SUPPLIED DATA
** begin **

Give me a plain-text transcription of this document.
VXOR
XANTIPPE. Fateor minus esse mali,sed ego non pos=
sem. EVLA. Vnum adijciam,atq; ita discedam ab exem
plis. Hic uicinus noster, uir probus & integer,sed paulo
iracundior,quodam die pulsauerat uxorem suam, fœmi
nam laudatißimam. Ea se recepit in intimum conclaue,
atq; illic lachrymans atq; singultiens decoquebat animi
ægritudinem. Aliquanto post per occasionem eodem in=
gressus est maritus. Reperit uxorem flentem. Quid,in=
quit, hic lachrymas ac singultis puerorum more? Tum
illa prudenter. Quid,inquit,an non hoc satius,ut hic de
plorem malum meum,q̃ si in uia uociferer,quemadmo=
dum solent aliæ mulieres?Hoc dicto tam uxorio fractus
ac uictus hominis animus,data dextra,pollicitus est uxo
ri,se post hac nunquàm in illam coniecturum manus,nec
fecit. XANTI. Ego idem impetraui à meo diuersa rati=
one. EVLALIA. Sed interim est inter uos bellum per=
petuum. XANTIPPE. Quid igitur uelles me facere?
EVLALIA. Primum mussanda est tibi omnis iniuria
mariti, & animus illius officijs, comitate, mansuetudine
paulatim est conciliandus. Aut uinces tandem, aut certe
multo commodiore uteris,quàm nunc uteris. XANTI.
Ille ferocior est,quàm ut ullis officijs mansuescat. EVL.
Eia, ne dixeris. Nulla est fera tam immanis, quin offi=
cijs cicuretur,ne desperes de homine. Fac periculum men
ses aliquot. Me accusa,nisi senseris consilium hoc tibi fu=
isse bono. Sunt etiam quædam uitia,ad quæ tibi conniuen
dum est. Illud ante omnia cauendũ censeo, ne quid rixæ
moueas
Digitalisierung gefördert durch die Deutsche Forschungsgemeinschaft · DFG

** end **
** begin **

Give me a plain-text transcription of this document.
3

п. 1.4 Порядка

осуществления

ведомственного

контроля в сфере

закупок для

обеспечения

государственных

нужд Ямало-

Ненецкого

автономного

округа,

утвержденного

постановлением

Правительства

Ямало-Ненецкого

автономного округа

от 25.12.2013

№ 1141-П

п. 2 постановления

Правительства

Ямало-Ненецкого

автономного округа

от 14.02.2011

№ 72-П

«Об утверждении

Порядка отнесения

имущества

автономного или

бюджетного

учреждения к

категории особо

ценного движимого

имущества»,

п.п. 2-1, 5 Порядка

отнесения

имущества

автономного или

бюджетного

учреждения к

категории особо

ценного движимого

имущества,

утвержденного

** end **
** begin **

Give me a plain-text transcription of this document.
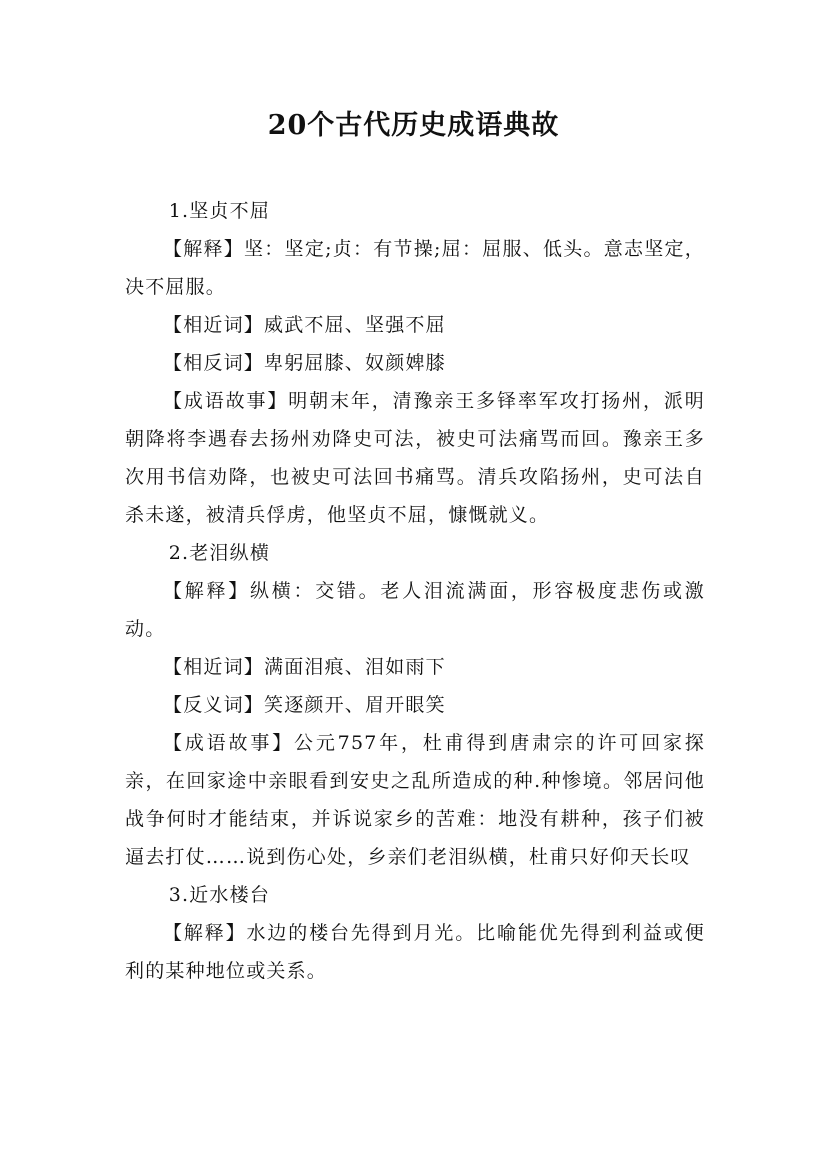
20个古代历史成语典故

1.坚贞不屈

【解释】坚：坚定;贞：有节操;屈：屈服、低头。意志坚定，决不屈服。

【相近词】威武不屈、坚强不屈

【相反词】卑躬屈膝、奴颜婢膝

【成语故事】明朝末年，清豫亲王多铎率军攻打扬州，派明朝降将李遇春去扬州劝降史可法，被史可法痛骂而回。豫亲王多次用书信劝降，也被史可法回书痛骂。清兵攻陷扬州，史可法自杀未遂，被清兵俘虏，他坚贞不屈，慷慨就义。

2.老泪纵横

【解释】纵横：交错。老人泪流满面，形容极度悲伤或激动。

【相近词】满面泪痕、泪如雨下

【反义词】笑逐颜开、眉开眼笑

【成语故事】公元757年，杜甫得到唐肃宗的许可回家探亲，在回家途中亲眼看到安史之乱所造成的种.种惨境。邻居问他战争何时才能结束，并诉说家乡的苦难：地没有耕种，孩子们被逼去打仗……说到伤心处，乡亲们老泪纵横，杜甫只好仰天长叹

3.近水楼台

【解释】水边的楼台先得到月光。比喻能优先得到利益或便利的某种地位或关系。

** end **

From the records above, how many lines include the word "имущества"? Only the number is wanted.

EXERCISE OUTPUT
4